───── RECORD SET ─────

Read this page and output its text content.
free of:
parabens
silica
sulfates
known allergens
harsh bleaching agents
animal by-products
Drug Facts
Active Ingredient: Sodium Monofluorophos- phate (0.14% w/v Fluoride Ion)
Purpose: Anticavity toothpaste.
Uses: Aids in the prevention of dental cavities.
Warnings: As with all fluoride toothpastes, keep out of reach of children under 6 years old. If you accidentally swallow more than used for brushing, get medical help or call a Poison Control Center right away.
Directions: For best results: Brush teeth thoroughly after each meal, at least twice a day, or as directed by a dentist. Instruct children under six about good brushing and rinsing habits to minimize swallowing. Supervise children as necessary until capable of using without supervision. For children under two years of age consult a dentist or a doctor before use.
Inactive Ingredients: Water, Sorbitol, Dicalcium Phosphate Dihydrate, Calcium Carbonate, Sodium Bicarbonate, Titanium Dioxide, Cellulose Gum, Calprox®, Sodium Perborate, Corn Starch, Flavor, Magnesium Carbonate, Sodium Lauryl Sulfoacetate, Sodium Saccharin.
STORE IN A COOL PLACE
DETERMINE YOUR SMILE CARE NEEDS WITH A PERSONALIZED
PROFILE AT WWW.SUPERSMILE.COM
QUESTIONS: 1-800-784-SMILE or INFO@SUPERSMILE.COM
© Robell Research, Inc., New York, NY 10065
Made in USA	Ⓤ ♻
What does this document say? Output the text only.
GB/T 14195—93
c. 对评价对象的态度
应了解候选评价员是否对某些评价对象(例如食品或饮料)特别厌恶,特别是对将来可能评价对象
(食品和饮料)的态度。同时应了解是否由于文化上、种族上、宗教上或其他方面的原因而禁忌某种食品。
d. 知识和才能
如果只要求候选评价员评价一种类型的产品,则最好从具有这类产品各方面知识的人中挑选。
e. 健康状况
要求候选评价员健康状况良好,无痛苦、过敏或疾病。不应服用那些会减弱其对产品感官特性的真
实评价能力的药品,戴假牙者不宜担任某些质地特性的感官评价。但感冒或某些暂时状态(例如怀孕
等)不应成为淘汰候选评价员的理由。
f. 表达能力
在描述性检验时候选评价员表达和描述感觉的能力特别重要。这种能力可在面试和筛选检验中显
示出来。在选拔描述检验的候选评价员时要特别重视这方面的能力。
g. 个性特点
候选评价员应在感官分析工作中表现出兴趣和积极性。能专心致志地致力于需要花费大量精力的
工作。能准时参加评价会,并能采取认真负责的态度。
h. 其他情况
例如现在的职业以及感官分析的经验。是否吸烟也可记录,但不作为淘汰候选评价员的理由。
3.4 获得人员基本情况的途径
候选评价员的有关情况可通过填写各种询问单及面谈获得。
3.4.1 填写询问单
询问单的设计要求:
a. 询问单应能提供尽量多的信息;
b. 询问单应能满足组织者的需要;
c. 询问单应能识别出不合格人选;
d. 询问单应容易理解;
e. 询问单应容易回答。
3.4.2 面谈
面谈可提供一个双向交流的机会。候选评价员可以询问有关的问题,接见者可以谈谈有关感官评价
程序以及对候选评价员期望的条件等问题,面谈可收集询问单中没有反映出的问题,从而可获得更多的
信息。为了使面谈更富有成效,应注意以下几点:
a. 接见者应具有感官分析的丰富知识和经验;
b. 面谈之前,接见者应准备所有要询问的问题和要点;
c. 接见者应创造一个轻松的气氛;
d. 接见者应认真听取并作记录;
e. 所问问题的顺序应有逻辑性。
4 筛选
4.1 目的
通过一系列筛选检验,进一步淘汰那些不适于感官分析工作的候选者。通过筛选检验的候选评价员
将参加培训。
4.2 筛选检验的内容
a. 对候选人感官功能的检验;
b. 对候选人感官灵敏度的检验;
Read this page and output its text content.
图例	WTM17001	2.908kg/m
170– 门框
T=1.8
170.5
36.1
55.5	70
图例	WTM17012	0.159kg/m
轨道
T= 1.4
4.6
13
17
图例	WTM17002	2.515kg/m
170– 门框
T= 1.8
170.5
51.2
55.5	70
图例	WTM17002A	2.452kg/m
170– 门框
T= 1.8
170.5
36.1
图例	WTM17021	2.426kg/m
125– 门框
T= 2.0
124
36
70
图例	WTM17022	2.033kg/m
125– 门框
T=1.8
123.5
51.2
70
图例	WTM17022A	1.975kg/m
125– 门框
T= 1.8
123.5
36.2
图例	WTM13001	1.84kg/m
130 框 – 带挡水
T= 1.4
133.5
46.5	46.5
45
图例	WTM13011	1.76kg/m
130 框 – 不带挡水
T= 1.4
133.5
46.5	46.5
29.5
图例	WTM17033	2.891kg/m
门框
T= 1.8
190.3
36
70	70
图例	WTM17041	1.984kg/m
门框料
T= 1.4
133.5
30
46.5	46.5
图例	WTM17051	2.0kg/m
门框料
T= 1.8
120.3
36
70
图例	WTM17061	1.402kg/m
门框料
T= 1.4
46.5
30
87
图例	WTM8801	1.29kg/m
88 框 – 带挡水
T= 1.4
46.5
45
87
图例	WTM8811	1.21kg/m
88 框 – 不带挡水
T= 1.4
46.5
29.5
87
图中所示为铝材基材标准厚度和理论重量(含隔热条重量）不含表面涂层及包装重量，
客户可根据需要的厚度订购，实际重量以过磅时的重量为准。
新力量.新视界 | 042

─────

## SHORT TASK
The data above must be returned in full, exactly as written.

## FINISHED EXERCISE
Read this page and output its text content.
free of:
parabens
silica
sulfates
known allergens
harsh bleaching agents
animal by-products
Drug Facts
Active Ingredient: Sodium Monofluorophos- phate (0.14% w/v Fluoride Ion)
Purpose: Anticavity toothpaste.
Uses: Aids in the prevention of dental cavities.
Warnings: As with all fluoride toothpastes, keep out of reach of children under 6 years old. If you accidentally swallow more than used for brushing, get medical help or call a Poison Control Center right away.
Directions: For best results: Brush teeth thoroughly after each meal, at least twice a day, or as directed by a dentist. Instruct children under six about good brushing and rinsing habits to minimize swallowing. Supervise children as necessary until capable of using without supervision. For children under two years of age consult a dentist or a doctor before use.
Inactive Ingredients: Water, Sorbitol, Dicalcium Phosphate Dihydrate, Calcium Carbonate, Sodium Bicarbonate, Titanium Dioxide, Cellulose Gum, Calprox®, Sodium Perborate, Corn Starch, Flavor, Magnesium Carbonate, Sodium Lauryl Sulfoacetate, Sodium Saccharin.
STORE IN A COOL PLACE
DETERMINE YOUR SMILE CARE NEEDS WITH A PERSONALIZED
PROFILE AT WWW.SUPERSMILE.COM
QUESTIONS: 1-800-784-SMILE or INFO@SUPERSMILE.COM
© Robell Research, Inc., New York, NY 10065
Made in USA	Ⓤ ♻
What does this document say? Output the text only.
GB/T 14195—93
c. 对评价对象的态度
应了解候选评价员是否对某些评价对象(例如食品或饮料)特别厌恶,特别是对将来可能评价对象
(食品和饮料)的态度。同时应了解是否由于文化上、种族上、宗教上或其他方面的原因而禁忌某种食品。
d. 知识和才能
如果只要求候选评价员评价一种类型的产品,则最好从具有这类产品各方面知识的人中挑选。
e. 健康状况
要求候选评价员健康状况良好,无痛苦、过敏或疾病。不应服用那些会减弱其对产品感官特性的真
实评价能力的药品,戴假牙者不宜担任某些质地特性的感官评价。但感冒或某些暂时状态(例如怀孕
等)不应成为淘汰候选评价员的理由。
f. 表达能力
在描述性检验时候选评价员表达和描述感觉的能力特别重要。这种能力可在面试和筛选检验中显
示出来。在选拔描述检验的候选评价员时要特别重视这方面的能力。
g. 个性特点
候选评价员应在感官分析工作中表现出兴趣和积极性。能专心致志地致力于需要花费大量精力的
工作。能准时参加评价会,并能采取认真负责的态度。
h. 其他情况
例如现在的职业以及感官分析的经验。是否吸烟也可记录,但不作为淘汰候选评价员的理由。
3.4 获得人员基本情况的途径
候选评价员的有关情况可通过填写各种询问单及面谈获得。
3.4.1 填写询问单
询问单的设计要求:
a. 询问单应能提供尽量多的信息;
b. 询问单应能满足组织者的需要;
c. 询问单应能识别出不合格人选;
d. 询问单应容易理解;
e. 询问单应容易回答。
3.4.2 面谈
面谈可提供一个双向交流的机会。候选评价员可以询问有关的问题,接见者可以谈谈有关感官评价
程序以及对候选评价员期望的条件等问题,面谈可收集询问单中没有反映出的问题,从而可获得更多的
信息。为了使面谈更富有成效,应注意以下几点:
a. 接见者应具有感官分析的丰富知识和经验;
b. 面谈之前,接见者应准备所有要询问的问题和要点;
c. 接见者应创造一个轻松的气氛;
d. 接见者应认真听取并作记录;
e. 所问问题的顺序应有逻辑性。
4 筛选
4.1 目的
通过一系列筛选检验,进一步淘汰那些不适于感官分析工作的候选者。通过筛选检验的候选评价员
将参加培训。
4.2 筛选检验的内容
a. 对候选人感官功能的检验;
b. 对候选人感官灵敏度的检验;
Read this page and output its text content.
图例	WTM17001	2.908kg/m
170– 门框
T=1.8
170.5
36.1
55.5	70
图例	WTM17012	0.159kg/m
轨道
T= 1.4
4.6
13
17
图例	WTM17002	2.515kg/m
170– 门框
T= 1.8
170.5
51.2
55.5	70
图例	WTM17002A	2.452kg/m
170– 门框
T= 1.8
170.5
36.1
图例	WTM17021	2.426kg/m
125– 门框
T= 2.0
124
36
70
图例	WTM17022	2.033kg/m
125– 门框
T=1.8
123.5
51.2
70
图例	WTM17022A	1.975kg/m
125– 门框
T= 1.8
123.5
36.2
图例	WTM13001	1.84kg/m
130 框 – 带挡水
T= 1.4
133.5
46.5	46.5
45
图例	WTM13011	1.76kg/m
130 框 – 不带挡水
T= 1.4
133.5
46.5	46.5
29.5
图例	WTM17033	2.891kg/m
门框
T= 1.8
190.3
36
70	70
图例	WTM17041	1.984kg/m
门框料
T= 1.4
133.5
30
46.5	46.5
图例	WTM17051	2.0kg/m
门框料
T= 1.8
120.3
36
70
图例	WTM17061	1.402kg/m
门框料
T= 1.4
46.5
30
87
图例	WTM8801	1.29kg/m
88 框 – 带挡水
T= 1.4
46.5
45
87
图例	WTM8811	1.21kg/m
88 框 – 不带挡水
T= 1.4
46.5
29.5
87
图中所示为铝材基材标准厚度和理论重量(含隔热条重量）不含表面涂层及包装重量，
客户可根据需要的厚度订购，实际重量以过磅时的重量为准。
新力量.新视界 | 042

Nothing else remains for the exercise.